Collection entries
==========
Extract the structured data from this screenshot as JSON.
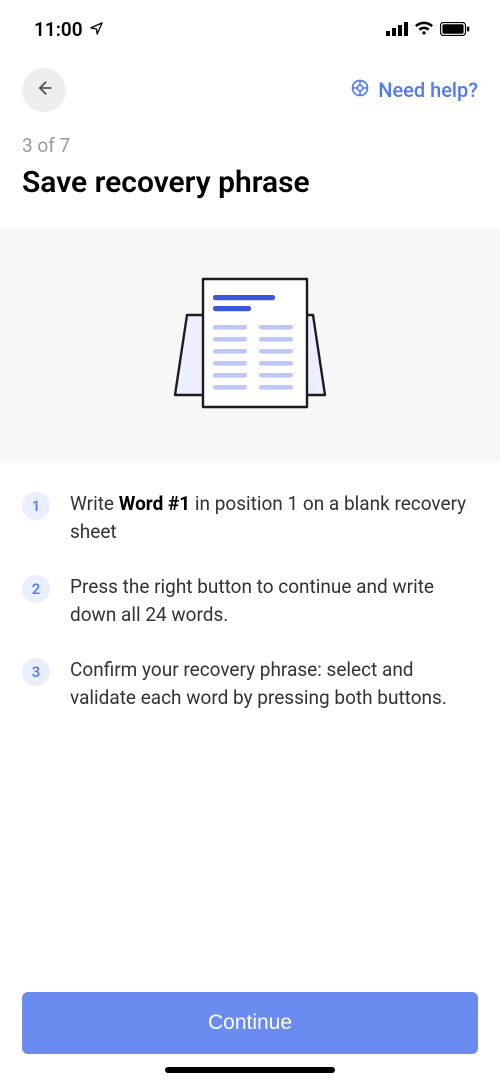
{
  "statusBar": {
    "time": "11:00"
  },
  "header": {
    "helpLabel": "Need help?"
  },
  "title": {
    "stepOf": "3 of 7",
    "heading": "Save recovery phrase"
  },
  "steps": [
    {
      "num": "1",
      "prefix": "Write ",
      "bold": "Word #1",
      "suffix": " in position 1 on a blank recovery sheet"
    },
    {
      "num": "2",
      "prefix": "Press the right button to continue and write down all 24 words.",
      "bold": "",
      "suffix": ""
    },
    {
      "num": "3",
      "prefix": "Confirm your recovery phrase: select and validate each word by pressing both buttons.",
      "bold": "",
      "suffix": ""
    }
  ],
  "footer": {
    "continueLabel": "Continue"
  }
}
==========
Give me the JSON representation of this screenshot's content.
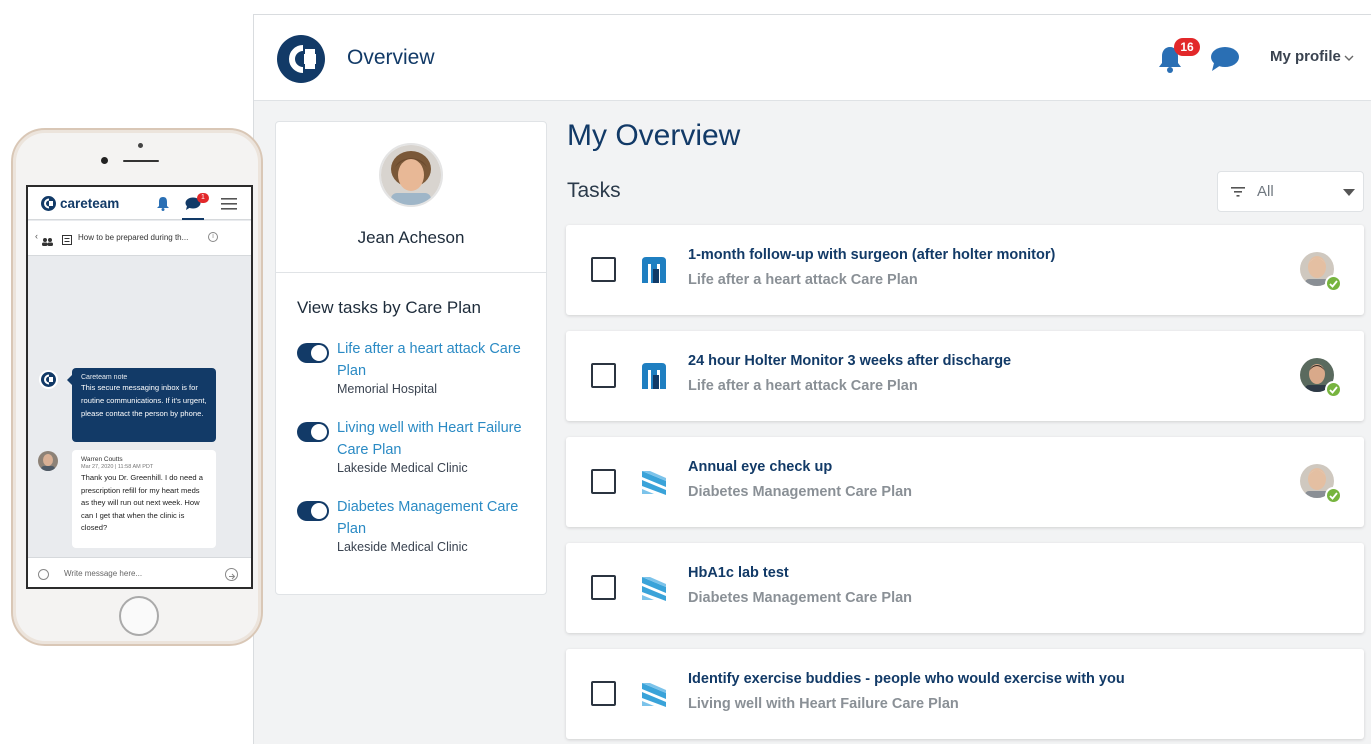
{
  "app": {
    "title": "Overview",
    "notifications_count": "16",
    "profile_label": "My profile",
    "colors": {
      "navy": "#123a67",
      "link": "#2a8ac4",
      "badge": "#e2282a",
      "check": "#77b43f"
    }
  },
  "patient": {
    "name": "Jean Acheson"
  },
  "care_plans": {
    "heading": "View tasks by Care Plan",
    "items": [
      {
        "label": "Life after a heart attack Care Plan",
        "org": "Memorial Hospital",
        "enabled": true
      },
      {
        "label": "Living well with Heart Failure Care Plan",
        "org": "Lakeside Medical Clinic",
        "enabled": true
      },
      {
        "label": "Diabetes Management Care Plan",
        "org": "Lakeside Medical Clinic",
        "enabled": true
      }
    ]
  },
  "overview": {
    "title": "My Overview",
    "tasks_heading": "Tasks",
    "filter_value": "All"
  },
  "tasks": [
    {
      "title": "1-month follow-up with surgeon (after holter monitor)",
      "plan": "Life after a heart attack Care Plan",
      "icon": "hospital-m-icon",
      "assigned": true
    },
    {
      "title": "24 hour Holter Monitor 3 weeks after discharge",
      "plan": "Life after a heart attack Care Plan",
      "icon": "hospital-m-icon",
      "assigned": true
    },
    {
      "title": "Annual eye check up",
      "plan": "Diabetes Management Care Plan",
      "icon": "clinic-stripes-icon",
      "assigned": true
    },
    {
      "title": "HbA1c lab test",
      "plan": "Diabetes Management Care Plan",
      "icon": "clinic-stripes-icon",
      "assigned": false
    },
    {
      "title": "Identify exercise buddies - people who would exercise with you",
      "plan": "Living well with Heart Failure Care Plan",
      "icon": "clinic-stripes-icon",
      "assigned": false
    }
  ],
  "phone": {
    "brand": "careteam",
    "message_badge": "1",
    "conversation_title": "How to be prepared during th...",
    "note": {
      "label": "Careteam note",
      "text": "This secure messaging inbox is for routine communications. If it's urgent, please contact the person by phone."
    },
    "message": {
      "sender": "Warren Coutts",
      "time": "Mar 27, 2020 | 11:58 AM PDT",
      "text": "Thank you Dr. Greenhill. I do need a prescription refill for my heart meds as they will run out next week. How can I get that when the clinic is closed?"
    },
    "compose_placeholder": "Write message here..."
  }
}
==========
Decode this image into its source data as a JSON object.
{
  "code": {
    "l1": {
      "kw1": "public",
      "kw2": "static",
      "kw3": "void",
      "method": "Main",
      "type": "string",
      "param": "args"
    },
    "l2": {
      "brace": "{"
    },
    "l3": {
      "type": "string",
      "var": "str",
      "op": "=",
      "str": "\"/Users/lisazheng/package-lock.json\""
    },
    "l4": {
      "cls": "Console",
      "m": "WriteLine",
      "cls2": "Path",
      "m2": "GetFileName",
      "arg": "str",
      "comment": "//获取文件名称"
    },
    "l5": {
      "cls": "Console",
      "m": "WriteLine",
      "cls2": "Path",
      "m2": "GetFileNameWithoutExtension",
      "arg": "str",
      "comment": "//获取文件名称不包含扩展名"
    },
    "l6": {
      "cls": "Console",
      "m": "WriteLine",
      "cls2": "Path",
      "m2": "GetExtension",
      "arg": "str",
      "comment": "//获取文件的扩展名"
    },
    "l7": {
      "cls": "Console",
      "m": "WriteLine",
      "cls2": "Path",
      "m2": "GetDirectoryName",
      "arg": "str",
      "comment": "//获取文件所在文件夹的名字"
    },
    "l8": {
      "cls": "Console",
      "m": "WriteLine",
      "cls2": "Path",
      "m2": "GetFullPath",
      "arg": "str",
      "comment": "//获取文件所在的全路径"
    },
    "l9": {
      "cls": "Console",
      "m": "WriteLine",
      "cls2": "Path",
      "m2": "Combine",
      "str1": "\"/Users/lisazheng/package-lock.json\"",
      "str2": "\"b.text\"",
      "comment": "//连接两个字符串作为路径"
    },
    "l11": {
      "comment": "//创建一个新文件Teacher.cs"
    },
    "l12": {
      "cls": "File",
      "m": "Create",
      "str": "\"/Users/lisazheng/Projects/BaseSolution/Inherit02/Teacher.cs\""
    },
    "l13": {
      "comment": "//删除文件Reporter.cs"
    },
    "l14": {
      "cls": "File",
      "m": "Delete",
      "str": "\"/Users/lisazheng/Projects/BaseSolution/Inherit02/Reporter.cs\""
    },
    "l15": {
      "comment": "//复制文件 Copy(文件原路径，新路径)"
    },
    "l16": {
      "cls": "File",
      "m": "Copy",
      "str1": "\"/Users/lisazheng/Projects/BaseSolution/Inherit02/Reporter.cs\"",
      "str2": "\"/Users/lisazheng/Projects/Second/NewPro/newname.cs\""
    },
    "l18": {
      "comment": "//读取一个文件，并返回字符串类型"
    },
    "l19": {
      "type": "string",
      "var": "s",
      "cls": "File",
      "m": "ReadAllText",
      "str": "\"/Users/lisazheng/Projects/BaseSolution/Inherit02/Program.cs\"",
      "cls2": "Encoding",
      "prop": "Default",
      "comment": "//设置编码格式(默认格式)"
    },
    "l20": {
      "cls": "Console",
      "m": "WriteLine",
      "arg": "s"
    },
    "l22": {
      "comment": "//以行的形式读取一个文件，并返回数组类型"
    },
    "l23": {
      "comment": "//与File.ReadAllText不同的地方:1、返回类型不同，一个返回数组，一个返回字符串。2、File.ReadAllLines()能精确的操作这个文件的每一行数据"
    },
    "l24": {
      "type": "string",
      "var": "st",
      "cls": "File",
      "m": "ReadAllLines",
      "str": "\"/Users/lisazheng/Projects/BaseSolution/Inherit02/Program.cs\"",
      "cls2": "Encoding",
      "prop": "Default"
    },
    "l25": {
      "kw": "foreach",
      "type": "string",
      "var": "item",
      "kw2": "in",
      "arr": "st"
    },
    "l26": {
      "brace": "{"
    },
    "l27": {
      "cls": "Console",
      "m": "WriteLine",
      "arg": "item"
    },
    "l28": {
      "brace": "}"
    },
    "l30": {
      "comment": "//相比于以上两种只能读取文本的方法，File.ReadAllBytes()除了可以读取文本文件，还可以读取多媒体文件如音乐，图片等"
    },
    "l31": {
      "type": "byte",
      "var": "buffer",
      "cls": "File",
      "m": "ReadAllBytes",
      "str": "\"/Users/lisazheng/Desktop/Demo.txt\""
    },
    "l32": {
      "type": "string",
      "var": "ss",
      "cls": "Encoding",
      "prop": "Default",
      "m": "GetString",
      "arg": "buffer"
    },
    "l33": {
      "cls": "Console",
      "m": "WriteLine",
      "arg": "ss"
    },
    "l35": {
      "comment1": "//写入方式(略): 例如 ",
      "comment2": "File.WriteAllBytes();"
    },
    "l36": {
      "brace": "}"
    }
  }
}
==========
> [Exercise directions] Provide only the number of lines in the entries that hold the word "ReadAllLines".

> [Answer to the exercise] 2